··· Material ···

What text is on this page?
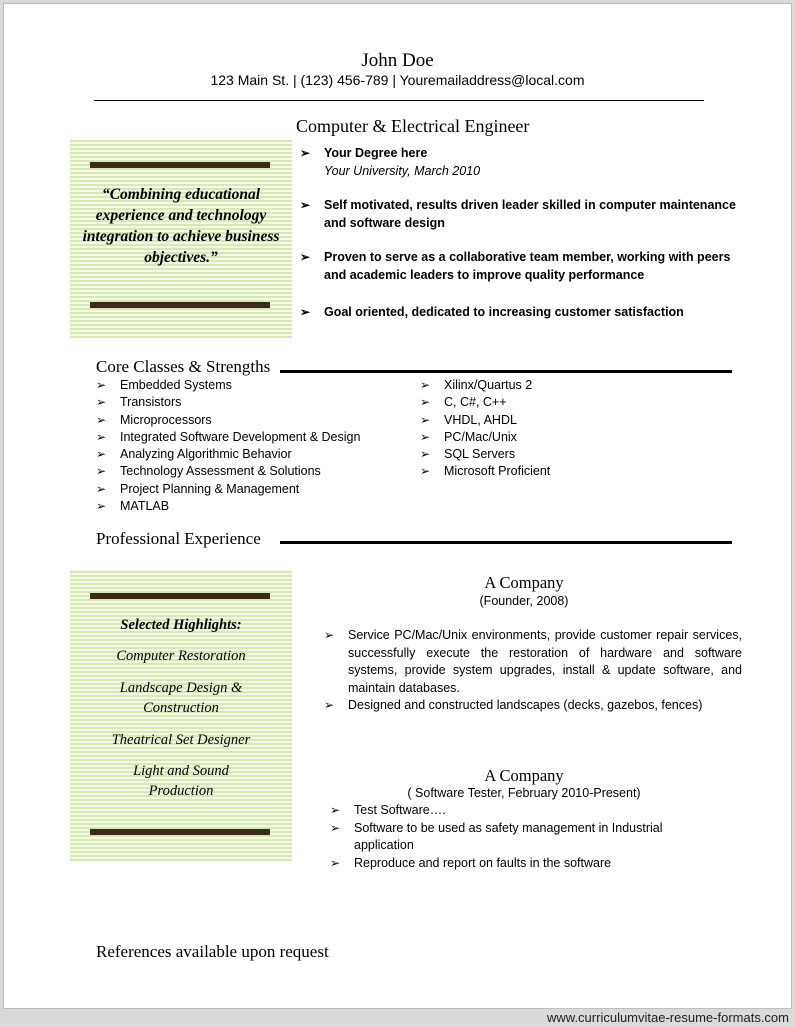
John Doe
123 Main St. | (123) 456-789 | Youremailaddress@local.com
Computer & Electrical Engineer
“Combining educational experience and technology integration to achieve business objectives.”
➢ Your Degree here
Your University, March 2010
➢ Self motivated, results driven leader skilled in computer maintenance and software design
➢ Proven to serve as a collaborative team member, working with peers and academic leaders to improve quality performance
➢ Goal oriented, dedicated to increasing customer satisfaction
Core Classes & Strengths
➢ Embedded Systems
➢ Transistors
➢ Microprocessors
➢ Integrated Software Development & Design
➢ Analyzing Algorithmic Behavior
➢ Technology Assessment & Solutions
➢ Project Planning & Management
➢ MATLAB
➢ Xilinx/Quartus 2
➢ C, C#, C++
➢ VHDL, AHDL
➢ PC/Mac/Unix
➢ SQL Servers
➢ Microsoft Proficient
Professional Experience
Selected Highlights:
Computer Restoration
Landscape Design & Construction
Theatrical Set Designer
Light and Sound Production
A Company
(Founder, 2008)
➢ Service PC/Mac/Unix environments, provide customer repair services, successfully execute the restoration of hardware and software systems, provide system upgrades, install & update software, and maintain databases.
➢ Designed and constructed landscapes (decks, gazebos, fences)
A Company
( Software Tester, February 2010-Present)
➢ Test Software….
➢ Software to be used as safety management in Industrial application
➢ Reproduce and report on faults in the software
References available upon request
www.curriculumvitae-resume-formats.com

···

#### Aim:
Repeat every record above exactly, but leave out any pictures.

#### Solution to this task:
What text is on this page?
John Doe
123 Main St. | (123) 456-789 | Youremailaddress@local.com
Computer & Electrical Engineer
“Combining educational experience and technology integration to achieve business objectives.”
➢ Your Degree here
Your University, March 2010
➢ Self motivated, results driven leader skilled in computer maintenance and software design
➢ Proven to serve as a collaborative team member, working with peers and academic leaders to improve quality performance
➢ Goal oriented, dedicated to increasing customer satisfaction
Core Classes & Strengths
➢ Embedded Systems
➢ Transistors
➢ Microprocessors
➢ Integrated Software Development & Design
➢ Analyzing Algorithmic Behavior
➢ Technology Assessment & Solutions
➢ Project Planning & Management
➢ MATLAB
➢ Xilinx/Quartus 2
➢ C, C#, C++
➢ VHDL, AHDL
➢ PC/Mac/Unix
➢ SQL Servers
➢ Microsoft Proficient
Professional Experience
Selected Highlights:
Computer Restoration
Landscape Design & Construction
Theatrical Set Designer
Light and Sound Production
A Company
(Founder, 2008)
➢ Service PC/Mac/Unix environments, provide customer repair services, successfully execute the restoration of hardware and software systems, provide system upgrades, install & update software, and maintain databases.
➢ Designed and constructed landscapes (decks, gazebos, fences)
A Company
( Software Tester, February 2010-Present)
➢ Test Software….
➢ Software to be used as safety management in Industrial application
➢ Reproduce and report on faults in the software
References available upon request
www.curriculumvitae-resume-formats.com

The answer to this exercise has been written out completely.